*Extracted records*

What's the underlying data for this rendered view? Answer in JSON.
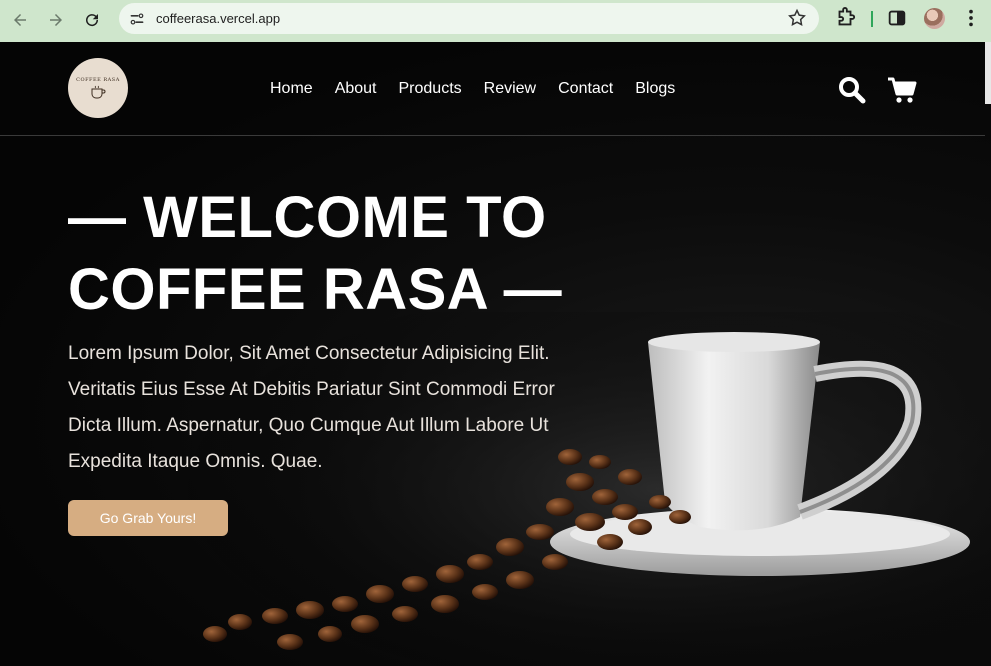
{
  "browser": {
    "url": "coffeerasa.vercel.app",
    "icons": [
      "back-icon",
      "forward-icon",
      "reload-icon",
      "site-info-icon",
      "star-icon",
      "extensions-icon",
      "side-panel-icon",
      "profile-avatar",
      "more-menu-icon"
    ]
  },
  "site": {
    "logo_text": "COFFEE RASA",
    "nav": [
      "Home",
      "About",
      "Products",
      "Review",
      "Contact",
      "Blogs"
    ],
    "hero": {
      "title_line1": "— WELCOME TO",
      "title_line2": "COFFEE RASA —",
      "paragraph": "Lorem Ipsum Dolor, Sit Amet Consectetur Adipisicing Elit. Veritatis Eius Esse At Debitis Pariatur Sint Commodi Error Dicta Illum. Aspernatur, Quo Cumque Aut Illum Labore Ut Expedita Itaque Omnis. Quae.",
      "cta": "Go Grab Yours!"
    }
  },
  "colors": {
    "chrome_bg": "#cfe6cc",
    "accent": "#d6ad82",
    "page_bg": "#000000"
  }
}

*What to do*
Reproduce the material word for word. Any pictures should be left out of the copy.

*Solution for this problem*
What's the underlying data for this rendered view? Answer in JSON.
{
  "browser": {
    "url": "coffeerasa.vercel.app",
    "icons": [
      "back-icon",
      "forward-icon",
      "reload-icon",
      "site-info-icon",
      "star-icon",
      "extensions-icon",
      "side-panel-icon",
      "profile-avatar",
      "more-menu-icon"
    ]
  },
  "site": {
    "logo_text": "COFFEE RASA",
    "nav": [
      "Home",
      "About",
      "Products",
      "Review",
      "Contact",
      "Blogs"
    ],
    "hero": {
      "title_line1": "— WELCOME TO",
      "title_line2": "COFFEE RASA —",
      "paragraph": "Lorem Ipsum Dolor, Sit Amet Consectetur Adipisicing Elit. Veritatis Eius Esse At Debitis Pariatur Sint Commodi Error Dicta Illum. Aspernatur, Quo Cumque Aut Illum Labore Ut Expedita Itaque Omnis. Quae.",
      "cta": "Go Grab Yours!"
    }
  },
  "colors": {
    "chrome_bg": "#cfe6cc",
    "accent": "#d6ad82",
    "page_bg": "#000000"
  }
}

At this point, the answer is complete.